→ **Objective**: In the records below, pick out all lines containing the word "caption".

(Records about charts and figures)

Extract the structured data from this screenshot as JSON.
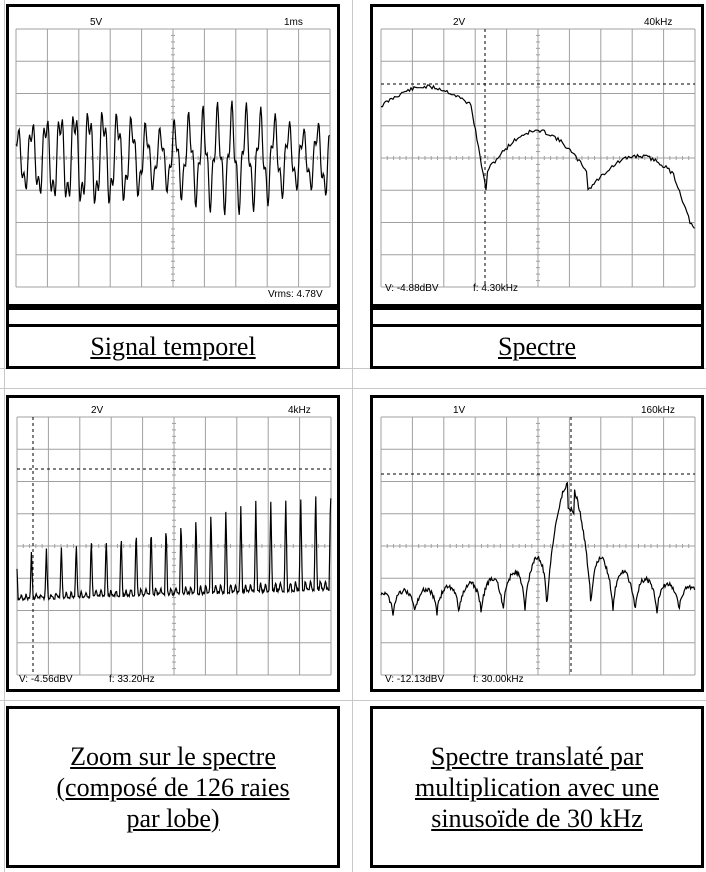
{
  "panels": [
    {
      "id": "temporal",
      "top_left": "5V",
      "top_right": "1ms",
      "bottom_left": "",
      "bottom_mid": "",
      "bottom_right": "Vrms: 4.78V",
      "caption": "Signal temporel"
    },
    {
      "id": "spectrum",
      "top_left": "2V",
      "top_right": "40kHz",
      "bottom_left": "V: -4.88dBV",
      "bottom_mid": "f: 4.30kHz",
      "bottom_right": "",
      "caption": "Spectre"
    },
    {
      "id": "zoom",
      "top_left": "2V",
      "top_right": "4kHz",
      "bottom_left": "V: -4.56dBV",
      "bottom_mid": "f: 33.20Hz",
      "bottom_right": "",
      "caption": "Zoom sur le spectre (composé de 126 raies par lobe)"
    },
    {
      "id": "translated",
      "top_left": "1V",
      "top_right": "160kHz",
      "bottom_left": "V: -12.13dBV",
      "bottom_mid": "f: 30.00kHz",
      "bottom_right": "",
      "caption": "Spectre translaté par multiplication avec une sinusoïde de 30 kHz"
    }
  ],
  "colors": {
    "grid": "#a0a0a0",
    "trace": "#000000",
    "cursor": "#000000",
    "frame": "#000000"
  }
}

→ **Worked answer**:
      "caption": "Signal temporel"
      "caption": "Spectre"
      "caption": "Zoom sur le spectre (composé de 126 raies par lobe)"
      "caption": "Spectre translaté par multiplication avec une sinusoïde de 30 kHz"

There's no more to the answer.